### What you should do:
What follows is a listing; give it again exactly, in its entirety.

....

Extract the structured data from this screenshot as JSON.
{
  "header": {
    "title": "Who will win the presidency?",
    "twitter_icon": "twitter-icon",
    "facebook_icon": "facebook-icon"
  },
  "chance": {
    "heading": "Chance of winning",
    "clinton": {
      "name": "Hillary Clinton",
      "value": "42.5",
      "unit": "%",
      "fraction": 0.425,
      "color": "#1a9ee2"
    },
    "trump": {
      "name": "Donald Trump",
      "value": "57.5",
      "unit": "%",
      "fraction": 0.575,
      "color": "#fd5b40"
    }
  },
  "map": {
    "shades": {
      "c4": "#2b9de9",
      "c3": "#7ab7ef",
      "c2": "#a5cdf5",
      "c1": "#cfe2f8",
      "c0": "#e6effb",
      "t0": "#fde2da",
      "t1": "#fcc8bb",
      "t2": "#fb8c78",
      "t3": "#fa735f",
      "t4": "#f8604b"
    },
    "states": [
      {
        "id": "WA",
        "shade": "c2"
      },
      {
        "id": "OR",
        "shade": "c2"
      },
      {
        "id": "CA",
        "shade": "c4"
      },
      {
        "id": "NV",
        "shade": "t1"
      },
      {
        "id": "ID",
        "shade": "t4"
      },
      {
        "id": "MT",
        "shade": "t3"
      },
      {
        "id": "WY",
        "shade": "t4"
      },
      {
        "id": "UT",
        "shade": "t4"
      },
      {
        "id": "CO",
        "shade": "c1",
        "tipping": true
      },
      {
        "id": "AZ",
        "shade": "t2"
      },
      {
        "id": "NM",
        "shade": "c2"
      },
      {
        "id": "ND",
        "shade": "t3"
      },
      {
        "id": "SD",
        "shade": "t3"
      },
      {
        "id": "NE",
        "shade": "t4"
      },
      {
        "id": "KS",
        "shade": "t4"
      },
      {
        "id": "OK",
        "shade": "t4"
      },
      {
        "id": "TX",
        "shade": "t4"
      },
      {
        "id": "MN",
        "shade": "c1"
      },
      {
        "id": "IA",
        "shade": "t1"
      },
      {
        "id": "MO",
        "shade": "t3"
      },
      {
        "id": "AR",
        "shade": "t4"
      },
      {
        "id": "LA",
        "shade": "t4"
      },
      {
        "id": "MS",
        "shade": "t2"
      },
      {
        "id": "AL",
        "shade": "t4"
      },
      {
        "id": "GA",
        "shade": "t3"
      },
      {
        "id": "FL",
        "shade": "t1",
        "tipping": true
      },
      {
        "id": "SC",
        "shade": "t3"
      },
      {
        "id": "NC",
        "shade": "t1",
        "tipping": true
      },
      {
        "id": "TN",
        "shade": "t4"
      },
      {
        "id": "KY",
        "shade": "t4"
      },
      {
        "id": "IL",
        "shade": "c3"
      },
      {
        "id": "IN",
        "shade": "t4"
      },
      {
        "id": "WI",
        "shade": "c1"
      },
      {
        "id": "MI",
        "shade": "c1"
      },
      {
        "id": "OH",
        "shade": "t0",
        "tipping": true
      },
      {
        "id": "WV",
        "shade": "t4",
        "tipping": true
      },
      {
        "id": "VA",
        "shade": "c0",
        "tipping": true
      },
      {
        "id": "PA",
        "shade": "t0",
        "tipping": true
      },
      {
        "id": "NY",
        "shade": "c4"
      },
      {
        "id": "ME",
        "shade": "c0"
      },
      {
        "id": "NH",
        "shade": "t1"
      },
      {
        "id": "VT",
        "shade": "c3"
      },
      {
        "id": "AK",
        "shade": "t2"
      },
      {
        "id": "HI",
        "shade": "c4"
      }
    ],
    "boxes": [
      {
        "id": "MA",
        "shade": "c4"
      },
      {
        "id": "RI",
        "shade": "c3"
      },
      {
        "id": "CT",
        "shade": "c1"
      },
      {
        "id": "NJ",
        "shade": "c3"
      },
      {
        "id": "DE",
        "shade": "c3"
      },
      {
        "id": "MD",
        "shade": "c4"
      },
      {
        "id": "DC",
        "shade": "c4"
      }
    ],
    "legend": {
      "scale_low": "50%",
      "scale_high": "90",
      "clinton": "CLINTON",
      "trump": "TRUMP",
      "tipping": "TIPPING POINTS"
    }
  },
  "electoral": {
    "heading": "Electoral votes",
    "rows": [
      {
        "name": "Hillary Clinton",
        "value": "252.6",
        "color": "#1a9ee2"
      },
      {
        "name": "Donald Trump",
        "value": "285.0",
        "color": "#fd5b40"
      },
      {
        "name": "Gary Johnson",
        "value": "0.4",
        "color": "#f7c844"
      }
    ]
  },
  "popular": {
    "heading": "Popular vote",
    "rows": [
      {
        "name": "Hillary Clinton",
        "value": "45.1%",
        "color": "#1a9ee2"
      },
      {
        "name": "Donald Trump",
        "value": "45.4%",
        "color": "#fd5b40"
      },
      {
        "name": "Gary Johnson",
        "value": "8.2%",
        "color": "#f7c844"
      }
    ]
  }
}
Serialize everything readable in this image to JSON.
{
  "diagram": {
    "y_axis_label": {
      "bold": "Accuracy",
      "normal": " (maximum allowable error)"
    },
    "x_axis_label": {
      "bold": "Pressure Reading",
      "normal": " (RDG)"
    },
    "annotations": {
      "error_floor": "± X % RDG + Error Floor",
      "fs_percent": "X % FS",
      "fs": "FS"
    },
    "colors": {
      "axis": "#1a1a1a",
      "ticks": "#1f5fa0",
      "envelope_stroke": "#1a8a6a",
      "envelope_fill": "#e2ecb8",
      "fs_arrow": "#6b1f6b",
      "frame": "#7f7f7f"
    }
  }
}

....

### Written reply:
Extract the structured data from this screenshot as JSON.
{
  "header": {
    "title": "Who will win the presidency?",
    "twitter_icon": "twitter-icon",
    "facebook_icon": "facebook-icon"
  },
  "chance": {
    "heading": "Chance of winning",
    "clinton": {
      "name": "Hillary Clinton",
      "value": "42.5",
      "unit": "%",
      "fraction": 0.425,
      "color": "#1a9ee2"
    },
    "trump": {
      "name": "Donald Trump",
      "value": "57.5",
      "unit": "%",
      "fraction": 0.575,
      "color": "#fd5b40"
    }
  },
  "map": {
    "shades": {
      "c4": "#2b9de9",
      "c3": "#7ab7ef",
      "c2": "#a5cdf5",
      "c1": "#cfe2f8",
      "c0": "#e6effb",
      "t0": "#fde2da",
      "t1": "#fcc8bb",
      "t2": "#fb8c78",
      "t3": "#fa735f",
      "t4": "#f8604b"
    },
    "states": [
      {
        "id": "WA",
        "shade": "c2"
      },
      {
        "id": "OR",
        "shade": "c2"
      },
      {
        "id": "CA",
        "shade": "c4"
      },
      {
        "id": "NV",
        "shade": "t1"
      },
      {
        "id": "ID",
        "shade": "t4"
      },
      {
        "id": "MT",
        "shade": "t3"
      },
      {
        "id": "WY",
        "shade": "t4"
      },
      {
        "id": "UT",
        "shade": "t4"
      },
      {
        "id": "CO",
        "shade": "c1",
        "tipping": true
      },
      {
        "id": "AZ",
        "shade": "t2"
      },
      {
        "id": "NM",
        "shade": "c2"
      },
      {
        "id": "ND",
        "shade": "t3"
      },
      {
        "id": "SD",
        "shade": "t3"
      },
      {
        "id": "NE",
        "shade": "t4"
      },
      {
        "id": "KS",
        "shade": "t4"
      },
      {
        "id": "OK",
        "shade": "t4"
      },
      {
        "id": "TX",
        "shade": "t4"
      },
      {
        "id": "MN",
        "shade": "c1"
      },
      {
        "id": "IA",
        "shade": "t1"
      },
      {
        "id": "MO",
        "shade": "t3"
      },
      {
        "id": "AR",
        "shade": "t4"
      },
      {
        "id": "LA",
        "shade": "t4"
      },
      {
        "id": "MS",
        "shade": "t2"
      },
      {
        "id": "AL",
        "shade": "t4"
      },
      {
        "id": "GA",
        "shade": "t3"
      },
      {
        "id": "FL",
        "shade": "t1",
        "tipping": true
      },
      {
        "id": "SC",
        "shade": "t3"
      },
      {
        "id": "NC",
        "shade": "t1",
        "tipping": true
      },
      {
        "id": "TN",
        "shade": "t4"
      },
      {
        "id": "KY",
        "shade": "t4"
      },
      {
        "id": "IL",
        "shade": "c3"
      },
      {
        "id": "IN",
        "shade": "t4"
      },
      {
        "id": "WI",
        "shade": "c1"
      },
      {
        "id": "MI",
        "shade": "c1"
      },
      {
        "id": "OH",
        "shade": "t0",
        "tipping": true
      },
      {
        "id": "WV",
        "shade": "t4",
        "tipping": true
      },
      {
        "id": "VA",
        "shade": "c0",
        "tipping": true
      },
      {
        "id": "PA",
        "shade": "t0",
        "tipping": true
      },
      {
        "id": "NY",
        "shade": "c4"
      },
      {
        "id": "ME",
        "shade": "c0"
      },
      {
        "id": "NH",
        "shade": "t1"
      },
      {
        "id": "VT",
        "shade": "c3"
      },
      {
        "id": "AK",
        "shade": "t2"
      },
      {
        "id": "HI",
        "shade": "c4"
      }
    ],
    "boxes": [
      {
        "id": "MA",
        "shade": "c4"
      },
      {
        "id": "RI",
        "shade": "c3"
      },
      {
        "id": "CT",
        "shade": "c1"
      },
      {
        "id": "NJ",
        "shade": "c3"
      },
      {
        "id": "DE",
        "shade": "c3"
      },
      {
        "id": "MD",
        "shade": "c4"
      },
      {
        "id": "DC",
        "shade": "c4"
      }
    ],
    "legend": {
      "scale_low": "50%",
      "scale_high": "90",
      "clinton": "CLINTON",
      "trump": "TRUMP",
      "tipping": "TIPPING POINTS"
    }
  },
  "electoral": {
    "heading": "Electoral votes",
    "rows": [
      {
        "name": "Hillary Clinton",
        "value": "252.6",
        "color": "#1a9ee2"
      },
      {
        "name": "Donald Trump",
        "value": "285.0",
        "color": "#fd5b40"
      },
      {
        "name": "Gary Johnson",
        "value": "0.4",
        "color": "#f7c844"
      }
    ]
  },
  "popular": {
    "heading": "Popular vote",
    "rows": [
      {
        "name": "Hillary Clinton",
        "value": "45.1%",
        "color": "#1a9ee2"
      },
      {
        "name": "Donald Trump",
        "value": "45.4%",
        "color": "#fd5b40"
      },
      {
        "name": "Gary Johnson",
        "value": "8.2%",
        "color": "#f7c844"
      }
    ]
  }
}
Serialize everything readable in this image to JSON.
{
  "diagram": {
    "y_axis_label": {
      "bold": "Accuracy",
      "normal": " (maximum allowable error)"
    },
    "x_axis_label": {
      "bold": "Pressure Reading",
      "normal": " (RDG)"
    },
    "annotations": {
      "error_floor": "± X % RDG + Error Floor",
      "fs_percent": "X % FS",
      "fs": "FS"
    },
    "colors": {
      "axis": "#1a1a1a",
      "ticks": "#1f5fa0",
      "envelope_stroke": "#1a8a6a",
      "envelope_fill": "#e2ecb8",
      "fs_arrow": "#6b1f6b",
      "frame": "#7f7f7f"
    }
  }
}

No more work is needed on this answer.